§ WHAT IS REQUIRED:
Make an exact copy of the entries below with the pictures removed.

§ EXTRACTED INFORMATION:
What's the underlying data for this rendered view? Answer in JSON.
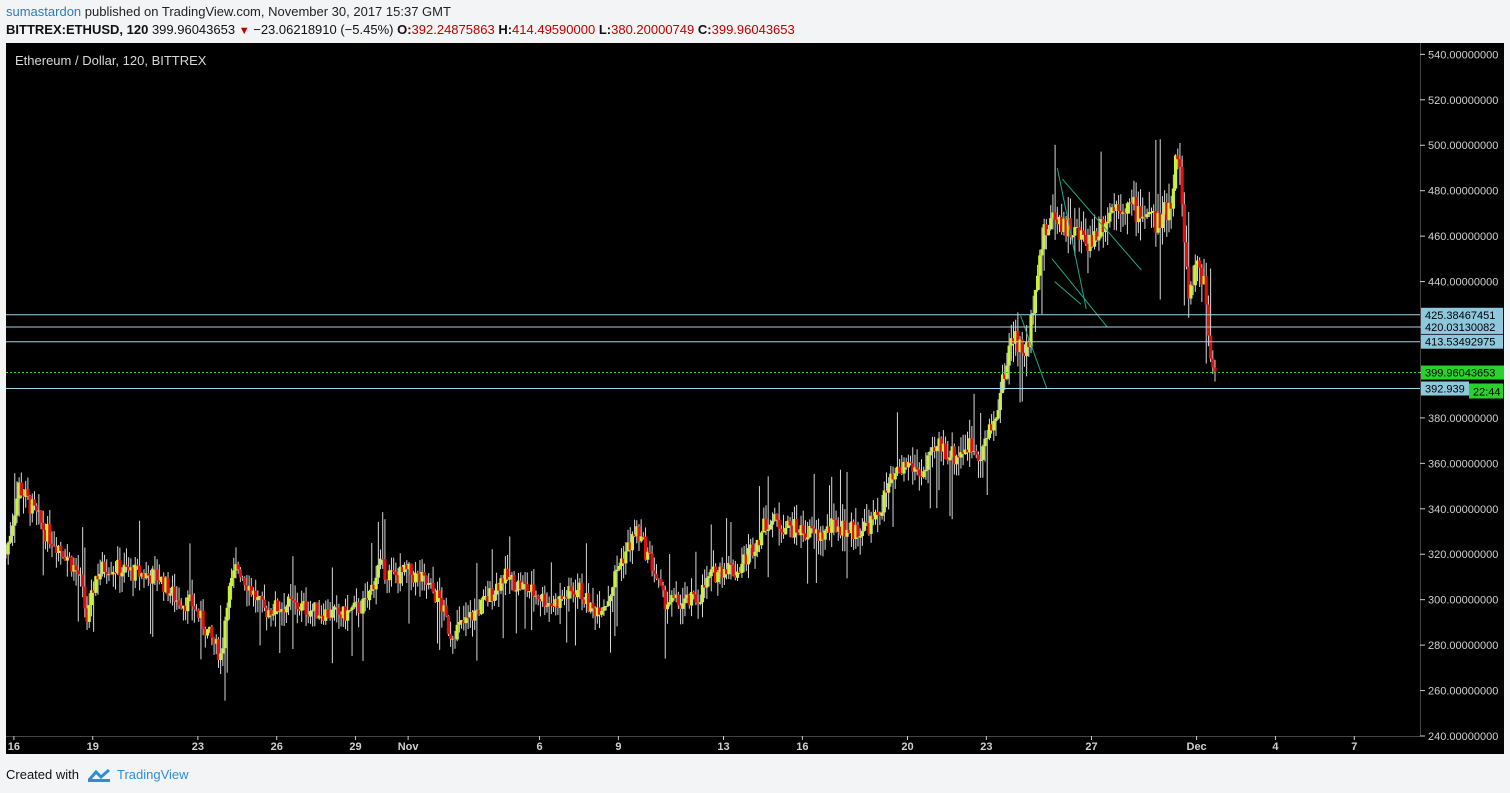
{
  "header": {
    "user": "sumastardon",
    "published_text": "published on TradingView.com, November 30, 2017 15:37 GMT",
    "symbol": "BITTREX:ETHUSD, 120",
    "last": "399.96043653",
    "change": "−23.06218910 (−5.45%)",
    "o_label": "O:",
    "o_value": "392.24875863",
    "h_label": "H:",
    "h_value": "414.49590000",
    "l_label": "L:",
    "l_value": "380.20000749",
    "c_label": "C:",
    "c_value": "399.96043653"
  },
  "footer": {
    "created_with": "Created with",
    "brand": "TradingView"
  },
  "colors": {
    "up": "#c8f03c",
    "down": "#e01010",
    "wick": "#d8d8d8",
    "hline": "#9fd6e8",
    "price_line": "#2bd12b",
    "trend": "#1fa88a",
    "background": "#000000",
    "price_label": "#2bd12b",
    "level_label": "#8ec8dc"
  },
  "chart_data": {
    "type": "candlestick",
    "title": "Ethereum / Dollar, 120, BITTREX",
    "ylim": [
      240,
      545
    ],
    "y_ticks": [
      "540.00000000",
      "520.00000000",
      "500.00000000",
      "480.00000000",
      "460.00000000",
      "440.00000000",
      "420.00000000",
      "400.00000000",
      "380.00000000",
      "360.00000000",
      "340.00000000",
      "320.00000000",
      "300.00000000",
      "280.00000000",
      "260.00000000",
      "240.00000000"
    ],
    "x_ticks": [
      "16",
      "19",
      "23",
      "26",
      "29",
      "Nov",
      "6",
      "9",
      "13",
      "16",
      "20",
      "23",
      "27",
      "Dec",
      "4",
      "7"
    ],
    "x_tick_days": [
      -15,
      -12,
      -8,
      -5,
      -2,
      0,
      5,
      8,
      12,
      15,
      19,
      22,
      26,
      30,
      33,
      36
    ],
    "x_range_days": [
      -15.3,
      38.5
    ],
    "close_path": [
      [
        -15.3,
        320
      ],
      [
        -14.8,
        350
      ],
      [
        -14.3,
        340
      ],
      [
        -13.8,
        330
      ],
      [
        -13.0,
        320
      ],
      [
        -12.5,
        310
      ],
      [
        -12.2,
        290
      ],
      [
        -11.9,
        310
      ],
      [
        -11.5,
        315
      ],
      [
        -10.5,
        312
      ],
      [
        -9.5,
        310
      ],
      [
        -8.8,
        300
      ],
      [
        -8.2,
        298
      ],
      [
        -7.6,
        285
      ],
      [
        -7.1,
        275
      ],
      [
        -6.9,
        300
      ],
      [
        -6.5,
        315
      ],
      [
        -6.0,
        305
      ],
      [
        -5.5,
        295
      ],
      [
        -4.5,
        298
      ],
      [
        -3.5,
        295
      ],
      [
        -2.5,
        293
      ],
      [
        -1.6,
        298
      ],
      [
        -1.1,
        315
      ],
      [
        -0.6,
        310
      ],
      [
        0.0,
        312
      ],
      [
        0.6,
        308
      ],
      [
        1.2,
        300
      ],
      [
        1.6,
        285
      ],
      [
        2.2,
        290
      ],
      [
        3.0,
        300
      ],
      [
        3.6,
        310
      ],
      [
        4.5,
        305
      ],
      [
        5.5,
        298
      ],
      [
        6.5,
        305
      ],
      [
        7.0,
        295
      ],
      [
        7.6,
        300
      ],
      [
        8.0,
        315
      ],
      [
        8.7,
        330
      ],
      [
        9.3,
        315
      ],
      [
        9.7,
        300
      ],
      [
        10.4,
        298
      ],
      [
        11.0,
        300
      ],
      [
        11.5,
        310
      ],
      [
        12.1,
        315
      ],
      [
        12.5,
        312
      ],
      [
        13.2,
        325
      ],
      [
        13.7,
        335
      ],
      [
        14.2,
        333
      ],
      [
        15.0,
        330
      ],
      [
        15.7,
        328
      ],
      [
        16.3,
        333
      ],
      [
        17.0,
        330
      ],
      [
        17.8,
        335
      ],
      [
        18.3,
        350
      ],
      [
        19.0,
        360
      ],
      [
        19.6,
        355
      ],
      [
        20.2,
        368
      ],
      [
        20.8,
        363
      ],
      [
        21.3,
        368
      ],
      [
        21.8,
        365
      ],
      [
        22.3,
        378
      ],
      [
        22.7,
        400
      ],
      [
        23.0,
        418
      ],
      [
        23.3,
        410
      ],
      [
        23.6,
        410
      ],
      [
        23.9,
        445
      ],
      [
        24.2,
        460
      ],
      [
        24.6,
        470
      ],
      [
        25.0,
        465
      ],
      [
        25.5,
        460
      ],
      [
        26.0,
        458
      ],
      [
        26.5,
        468
      ],
      [
        27.0,
        475
      ],
      [
        27.6,
        472
      ],
      [
        28.1,
        470
      ],
      [
        28.6,
        465
      ],
      [
        29.0,
        475
      ],
      [
        29.3,
        500
      ],
      [
        29.5,
        465
      ],
      [
        29.7,
        430
      ],
      [
        30.0,
        450
      ],
      [
        30.3,
        440
      ],
      [
        30.5,
        410
      ],
      [
        30.7,
        400
      ]
    ],
    "levels": [
      {
        "label": "425.38467451",
        "value": 425.38467451
      },
      {
        "label": "420.03130082",
        "value": 420.03130082
      },
      {
        "label": "413.53492975",
        "value": 413.53492975
      },
      {
        "label": "392.939",
        "value": 392.939
      }
    ],
    "current_price": {
      "label": "399.96043653",
      "value": 399.96043653
    },
    "countdown": "22:44",
    "trend_lines": [
      [
        [
          23.3,
          425
        ],
        [
          24.3,
          393
        ]
      ],
      [
        [
          24.6,
          440
        ],
        [
          25.6,
          430
        ]
      ],
      [
        [
          24.5,
          450
        ],
        [
          26.6,
          420
        ]
      ],
      [
        [
          24.7,
          490
        ],
        [
          25.8,
          428
        ]
      ],
      [
        [
          24.9,
          485
        ],
        [
          27.9,
          445
        ]
      ]
    ]
  }
}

§ RESPONSE TO THE TASK:
What's the underlying data for this rendered view? Answer in JSON.
{
  "header": {
    "user": "sumastardon",
    "published_text": "published on TradingView.com, November 30, 2017 15:37 GMT",
    "symbol": "BITTREX:ETHUSD, 120",
    "last": "399.96043653",
    "change": "−23.06218910 (−5.45%)",
    "o_label": "O:",
    "o_value": "392.24875863",
    "h_label": "H:",
    "h_value": "414.49590000",
    "l_label": "L:",
    "l_value": "380.20000749",
    "c_label": "C:",
    "c_value": "399.96043653"
  },
  "footer": {
    "created_with": "Created with",
    "brand": "TradingView"
  },
  "colors": {
    "up": "#c8f03c",
    "down": "#e01010",
    "wick": "#d8d8d8",
    "hline": "#9fd6e8",
    "price_line": "#2bd12b",
    "trend": "#1fa88a",
    "background": "#000000",
    "price_label": "#2bd12b",
    "level_label": "#8ec8dc"
  },
  "chart_data": {
    "type": "candlestick",
    "title": "Ethereum / Dollar, 120, BITTREX",
    "ylim": [
      240,
      545
    ],
    "y_ticks": [
      "540.00000000",
      "520.00000000",
      "500.00000000",
      "480.00000000",
      "460.00000000",
      "440.00000000",
      "420.00000000",
      "400.00000000",
      "380.00000000",
      "360.00000000",
      "340.00000000",
      "320.00000000",
      "300.00000000",
      "280.00000000",
      "260.00000000",
      "240.00000000"
    ],
    "x_ticks": [
      "16",
      "19",
      "23",
      "26",
      "29",
      "Nov",
      "6",
      "9",
      "13",
      "16",
      "20",
      "23",
      "27",
      "Dec",
      "4",
      "7"
    ],
    "x_tick_days": [
      -15,
      -12,
      -8,
      -5,
      -2,
      0,
      5,
      8,
      12,
      15,
      19,
      22,
      26,
      30,
      33,
      36
    ],
    "x_range_days": [
      -15.3,
      38.5
    ],
    "close_path": [
      [
        -15.3,
        320
      ],
      [
        -14.8,
        350
      ],
      [
        -14.3,
        340
      ],
      [
        -13.8,
        330
      ],
      [
        -13.0,
        320
      ],
      [
        -12.5,
        310
      ],
      [
        -12.2,
        290
      ],
      [
        -11.9,
        310
      ],
      [
        -11.5,
        315
      ],
      [
        -10.5,
        312
      ],
      [
        -9.5,
        310
      ],
      [
        -8.8,
        300
      ],
      [
        -8.2,
        298
      ],
      [
        -7.6,
        285
      ],
      [
        -7.1,
        275
      ],
      [
        -6.9,
        300
      ],
      [
        -6.5,
        315
      ],
      [
        -6.0,
        305
      ],
      [
        -5.5,
        295
      ],
      [
        -4.5,
        298
      ],
      [
        -3.5,
        295
      ],
      [
        -2.5,
        293
      ],
      [
        -1.6,
        298
      ],
      [
        -1.1,
        315
      ],
      [
        -0.6,
        310
      ],
      [
        0.0,
        312
      ],
      [
        0.6,
        308
      ],
      [
        1.2,
        300
      ],
      [
        1.6,
        285
      ],
      [
        2.2,
        290
      ],
      [
        3.0,
        300
      ],
      [
        3.6,
        310
      ],
      [
        4.5,
        305
      ],
      [
        5.5,
        298
      ],
      [
        6.5,
        305
      ],
      [
        7.0,
        295
      ],
      [
        7.6,
        300
      ],
      [
        8.0,
        315
      ],
      [
        8.7,
        330
      ],
      [
        9.3,
        315
      ],
      [
        9.7,
        300
      ],
      [
        10.4,
        298
      ],
      [
        11.0,
        300
      ],
      [
        11.5,
        310
      ],
      [
        12.1,
        315
      ],
      [
        12.5,
        312
      ],
      [
        13.2,
        325
      ],
      [
        13.7,
        335
      ],
      [
        14.2,
        333
      ],
      [
        15.0,
        330
      ],
      [
        15.7,
        328
      ],
      [
        16.3,
        333
      ],
      [
        17.0,
        330
      ],
      [
        17.8,
        335
      ],
      [
        18.3,
        350
      ],
      [
        19.0,
        360
      ],
      [
        19.6,
        355
      ],
      [
        20.2,
        368
      ],
      [
        20.8,
        363
      ],
      [
        21.3,
        368
      ],
      [
        21.8,
        365
      ],
      [
        22.3,
        378
      ],
      [
        22.7,
        400
      ],
      [
        23.0,
        418
      ],
      [
        23.3,
        410
      ],
      [
        23.6,
        410
      ],
      [
        23.9,
        445
      ],
      [
        24.2,
        460
      ],
      [
        24.6,
        470
      ],
      [
        25.0,
        465
      ],
      [
        25.5,
        460
      ],
      [
        26.0,
        458
      ],
      [
        26.5,
        468
      ],
      [
        27.0,
        475
      ],
      [
        27.6,
        472
      ],
      [
        28.1,
        470
      ],
      [
        28.6,
        465
      ],
      [
        29.0,
        475
      ],
      [
        29.3,
        500
      ],
      [
        29.5,
        465
      ],
      [
        29.7,
        430
      ],
      [
        30.0,
        450
      ],
      [
        30.3,
        440
      ],
      [
        30.5,
        410
      ],
      [
        30.7,
        400
      ]
    ],
    "levels": [
      {
        "label": "425.38467451",
        "value": 425.38467451
      },
      {
        "label": "420.03130082",
        "value": 420.03130082
      },
      {
        "label": "413.53492975",
        "value": 413.53492975
      },
      {
        "label": "392.939",
        "value": 392.939
      }
    ],
    "current_price": {
      "label": "399.96043653",
      "value": 399.96043653
    },
    "countdown": "22:44",
    "trend_lines": [
      [
        [
          23.3,
          425
        ],
        [
          24.3,
          393
        ]
      ],
      [
        [
          24.6,
          440
        ],
        [
          25.6,
          430
        ]
      ],
      [
        [
          24.5,
          450
        ],
        [
          26.6,
          420
        ]
      ],
      [
        [
          24.7,
          490
        ],
        [
          25.8,
          428
        ]
      ],
      [
        [
          24.9,
          485
        ],
        [
          27.9,
          445
        ]
      ]
    ]
  }
}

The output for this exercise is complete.